CHALLENGE:
Repeat exactly the lines below from the line that contains "OCR this image." to the last line, inclusive, without the pictures.

(Source data)

:::::

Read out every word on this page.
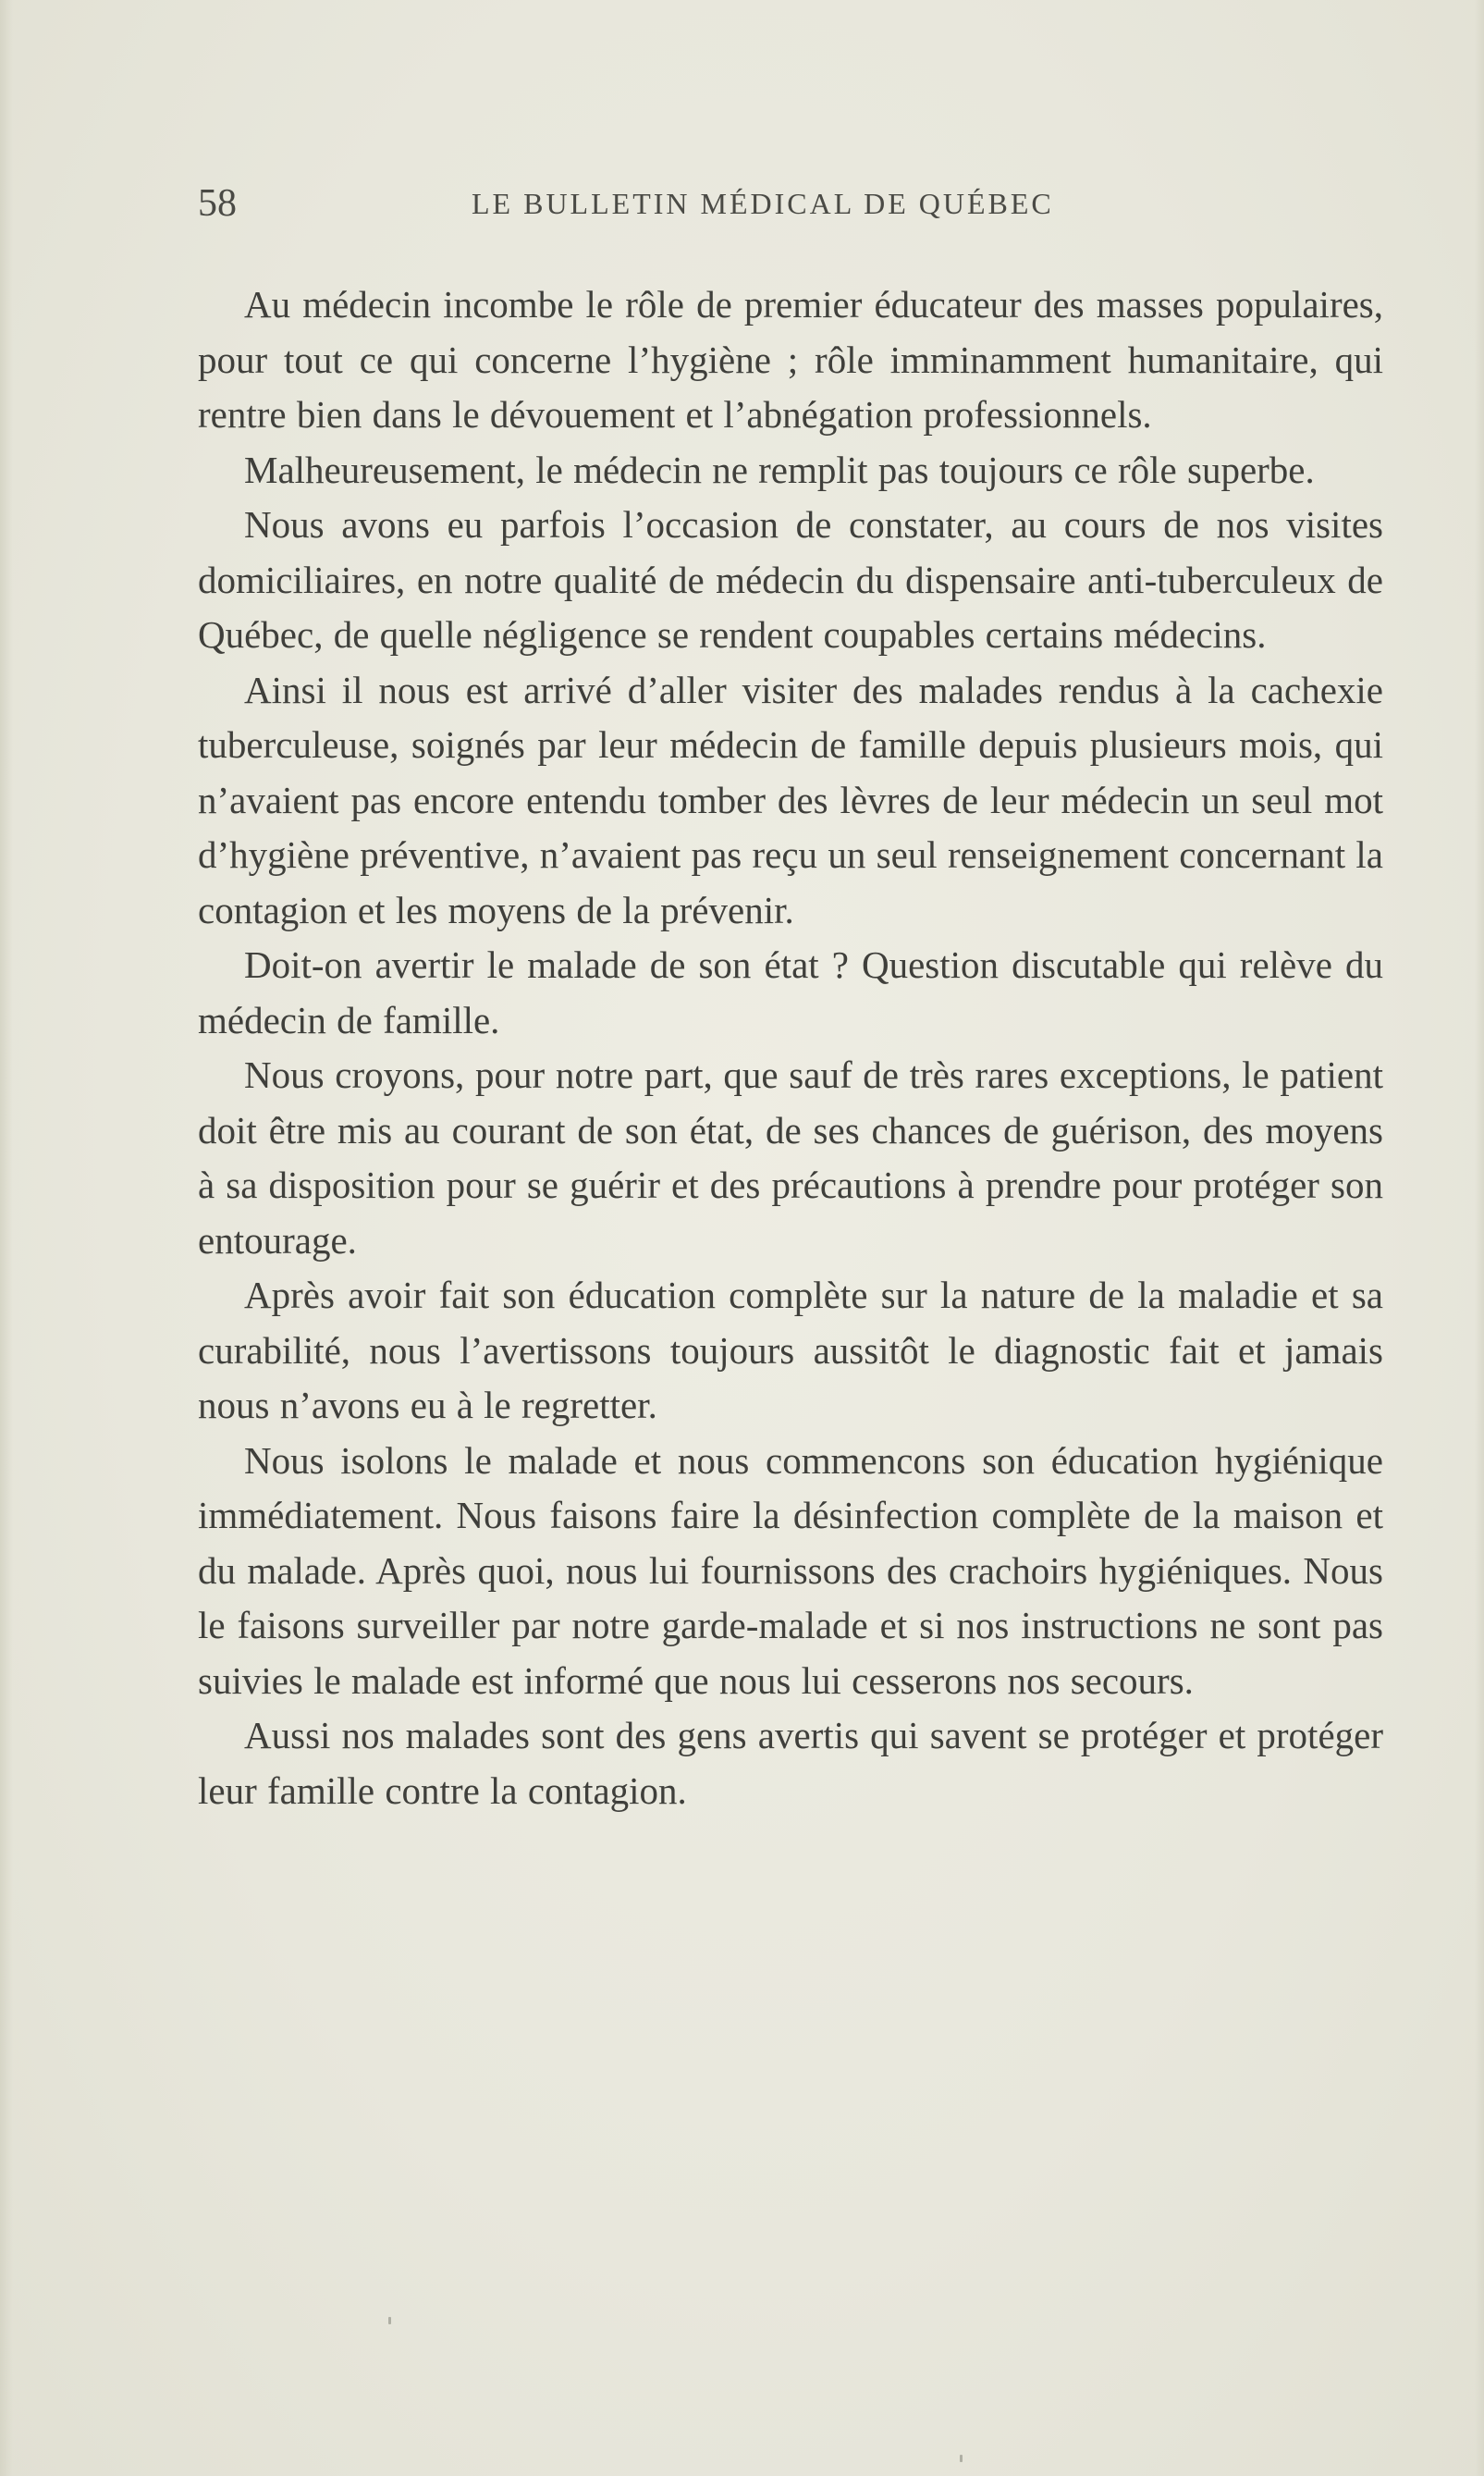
58	LE BULLETIN MÉDICAL DE QUÉBEC

Au médecin incombe le rôle de premier éducateur des masses populaires, pour tout ce qui concerne l’hygiène ; rôle imminamment humanitaire, qui rentre bien dans le dévouement et l’abnégation professionnels.

Malheureusement, le médecin ne remplit pas toujours ce rôle superbe.

Nous avons eu parfois l’occasion de constater, au cours de nos visites domiciliaires, en notre qualité de médecin du dispensaire anti-tuberculeux de Québec, de quelle négligence se rendent coupables certains médecins.

Ainsi il nous est arrivé d’aller visiter des malades rendus à la cachexie tuberculeuse, soignés par leur médecin de famille depuis plusieurs mois, qui n’avaient pas encore entendu tomber des lèvres de leur médecin un seul mot d’hygiène préventive, n’avaient pas reçu un seul renseignement concernant la contagion et les moyens de la prévenir.

Doit-on avertir le malade de son état ? Question discutable qui relève du médecin de famille.

Nous croyons, pour notre part, que sauf de très rares exceptions, le patient doit être mis au courant de son état, de ses chances de guérison, des moyens à sa disposition pour se guérir et des précautions à prendre pour protéger son entourage.

Après avoir fait son éducation complète sur la nature de la maladie et sa curabilité, nous l’avertissons toujours aussitôt le diagnostic fait et jamais nous n’avons eu à le regretter.

Nous isolons le malade et nous commencons son éducation hygiénique immédiatement. Nous faisons faire la désinfection complète de la maison et du malade. Après quoi, nous lui fournissons des crachoirs hygiéniques. Nous le faisons surveiller par notre garde-malade et si nos instructions ne sont pas suivies le malade est informé que nous lui cesserons nos secours.

Aussi nos malades sont des gens avertis qui savent se protéger et protéger leur famille contre la contagion.
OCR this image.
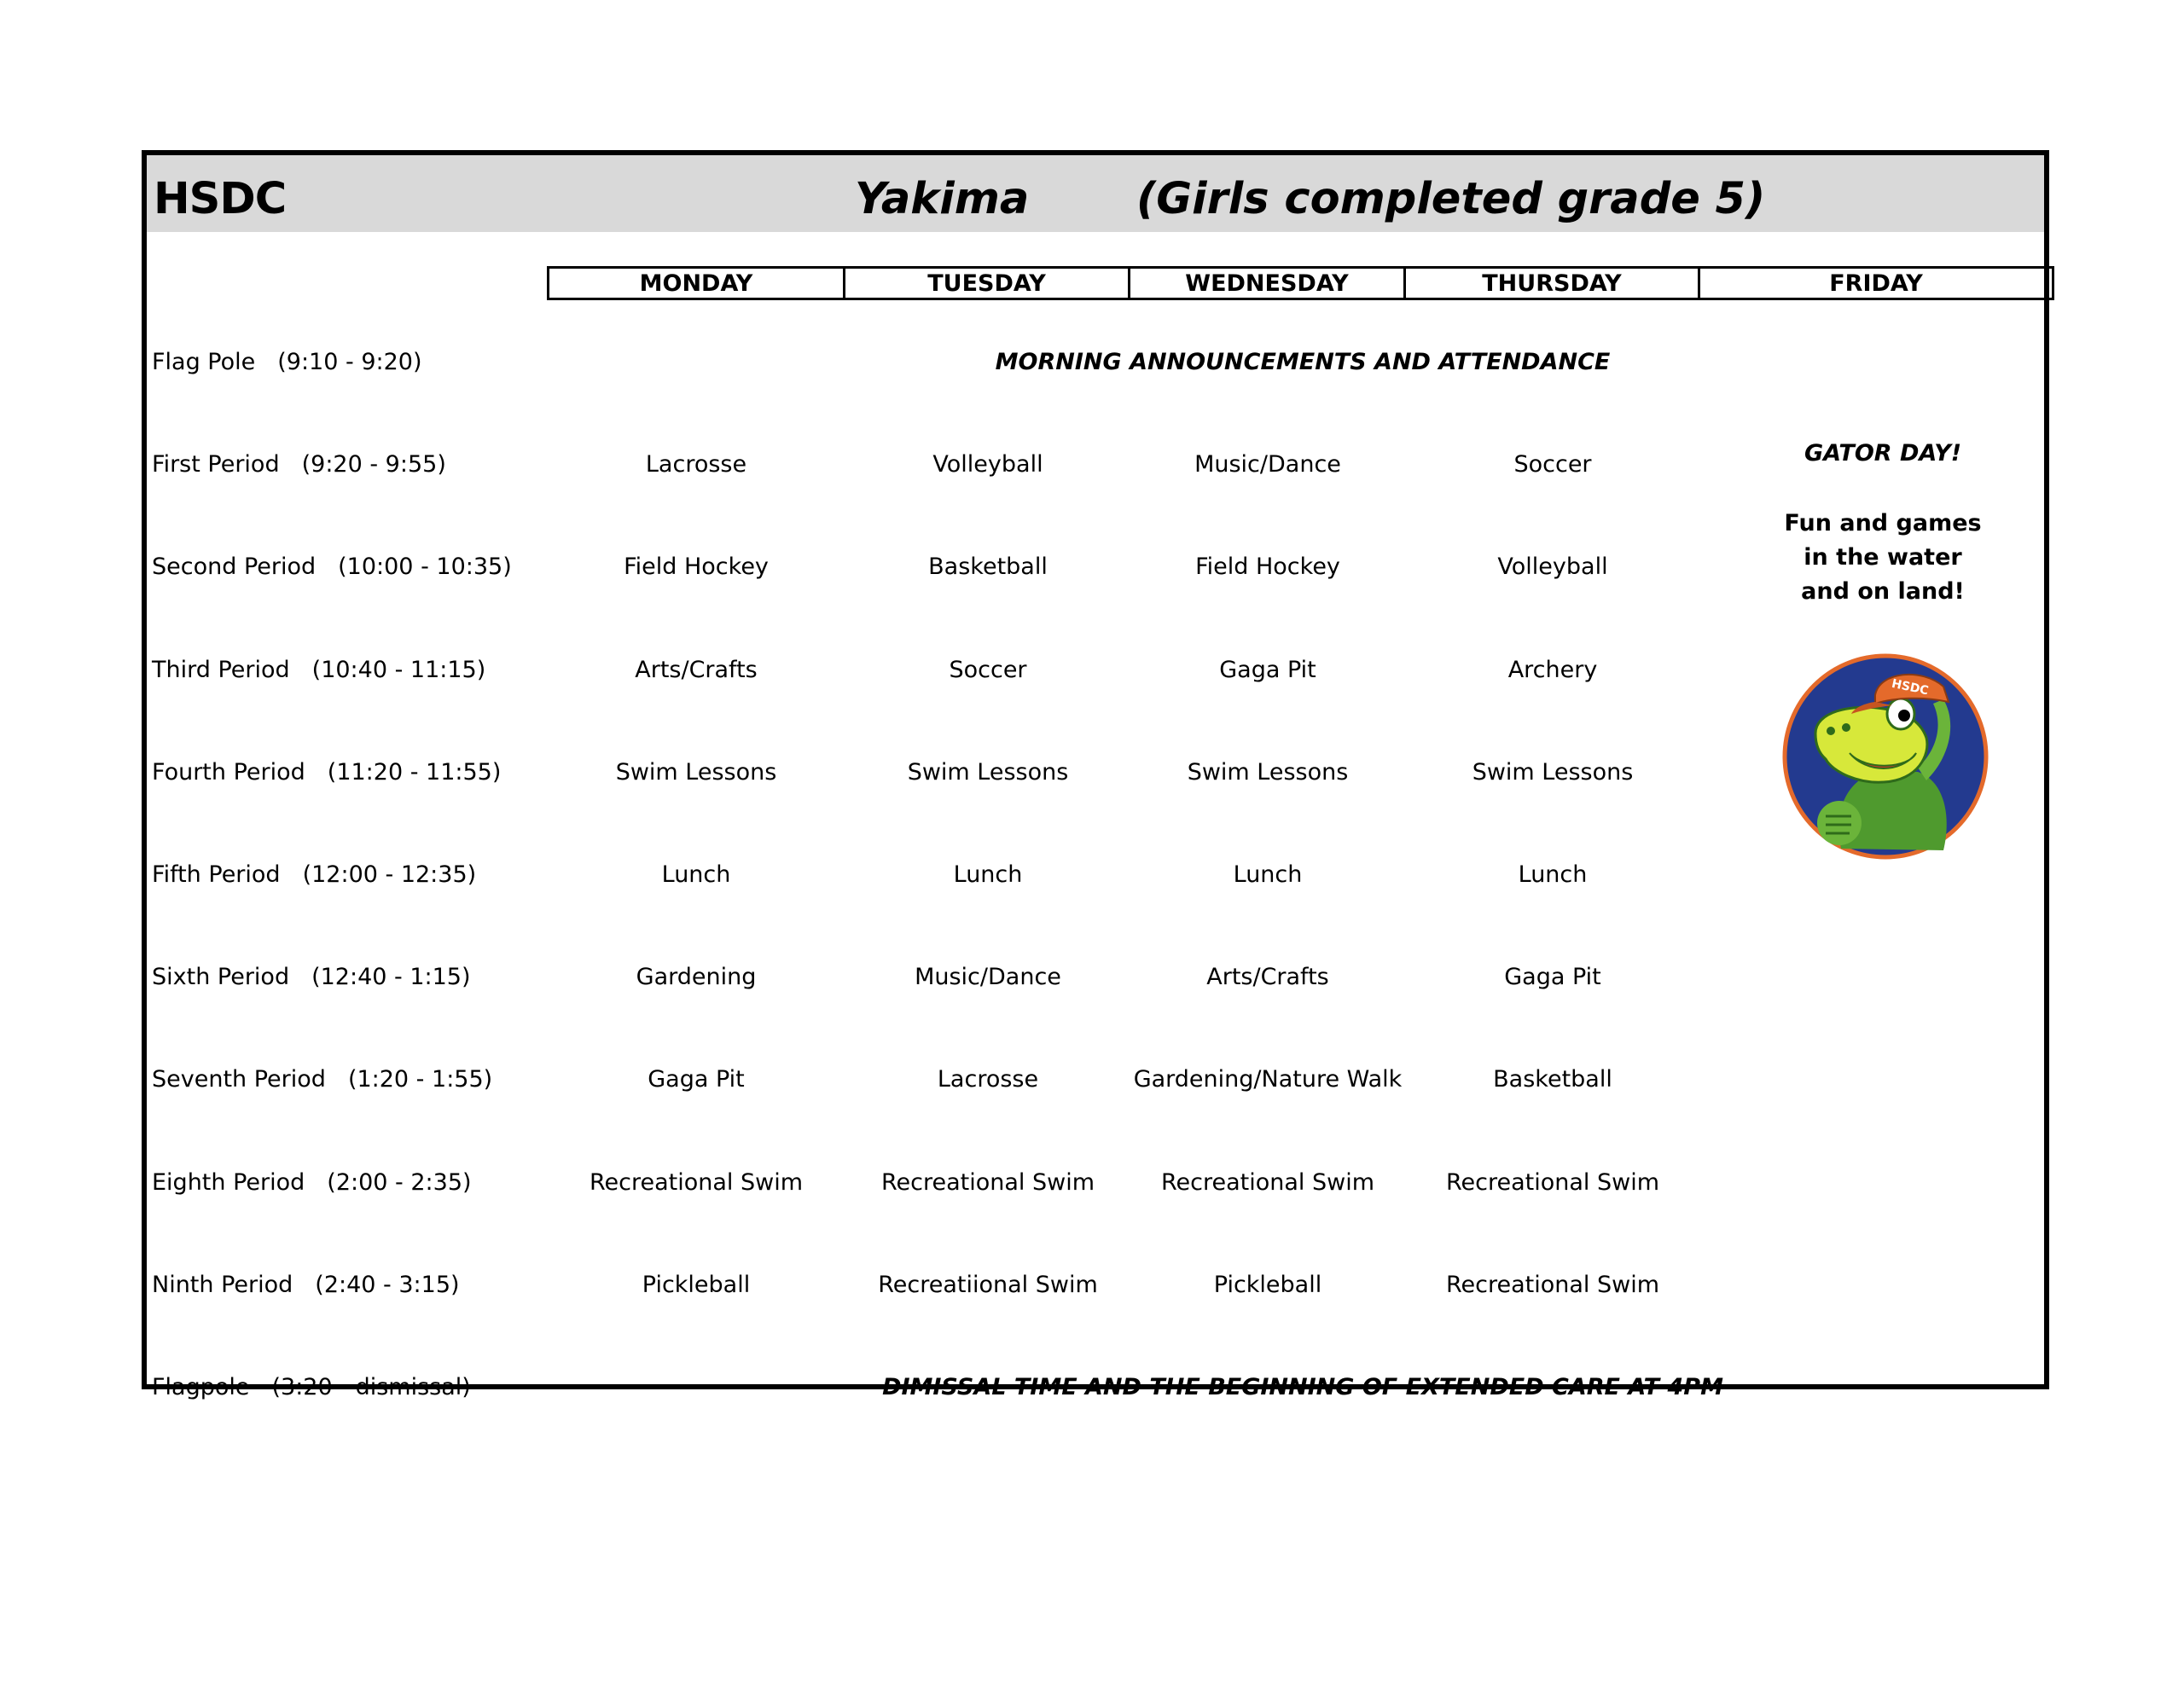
HSDC	Yakima (Girls completed grade 5)
MONDAY	TUESDAY	WEDNESDAY	THURSDAY	FRIDAY
Flag Pole (9:10 - 9:20)	MORNING ANNOUNCEMENTS AND ATTENDANCE
First Period (9:20 - 9:55)	Lacrosse	Volleyball	Music/Dance	Soccer
Second Period (10:00 - 10:35)	Field Hockey	Basketball	Field Hockey	Volleyball
Third Period (10:40 - 11:15)	Arts/Crafts	Soccer	Gaga Pit	Archery
Fourth Period (11:20 - 11:55)	Swim Lessons	Swim Lessons	Swim Lessons	Swim Lessons
Fifth Period (12:00 - 12:35)	Lunch	Lunch	Lunch	Lunch
Sixth Period (12:40 - 1:15)	Gardening	Music/Dance	Arts/Crafts	Gaga Pit
Seventh Period (1:20 - 1:55)	Gaga Pit	Lacrosse	Gardening/Nature Walk	Basketball
Eighth Period (2:00 - 2:35)	Recreational Swim	Recreational Swim	Recreational Swim	Recreational Swim
Ninth Period (2:40 - 3:15)	Pickleball	Recreatiional Swim	Pickleball	Recreational Swim
Flagpole (3:20 - dismissal)	DIMISSAL TIME AND THE BEGINNING OF EXTENDED CARE AT 4PM
GATOR DAY!
Fun and games
in the water
and on land!
HSDC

:::::

WRITTEN RESPONSE:
OCR this image.
HSDC	Yakima (Girls completed grade 5)
MONDAY	TUESDAY	WEDNESDAY	THURSDAY	FRIDAY
Flag Pole (9:10 - 9:20)	MORNING ANNOUNCEMENTS AND ATTENDANCE
First Period (9:20 - 9:55)	Lacrosse	Volleyball	Music/Dance	Soccer
Second Period (10:00 - 10:35)	Field Hockey	Basketball	Field Hockey	Volleyball
Third Period (10:40 - 11:15)	Arts/Crafts	Soccer	Gaga Pit	Archery
Fourth Period (11:20 - 11:55)	Swim Lessons	Swim Lessons	Swim Lessons	Swim Lessons
Fifth Period (12:00 - 12:35)	Lunch	Lunch	Lunch	Lunch
Sixth Period (12:40 - 1:15)	Gardening	Music/Dance	Arts/Crafts	Gaga Pit
Seventh Period (1:20 - 1:55)	Gaga Pit	Lacrosse	Gardening/Nature Walk	Basketball
Eighth Period (2:00 - 2:35)	Recreational Swim	Recreational Swim	Recreational Swim	Recreational Swim
Ninth Period (2:40 - 3:15)	Pickleball	Recreatiional Swim	Pickleball	Recreational Swim
Flagpole (3:20 - dismissal)	DIMISSAL TIME AND THE BEGINNING OF EXTENDED CARE AT 4PM
GATOR DAY!
Fun and games
in the water
and on land!
HSDC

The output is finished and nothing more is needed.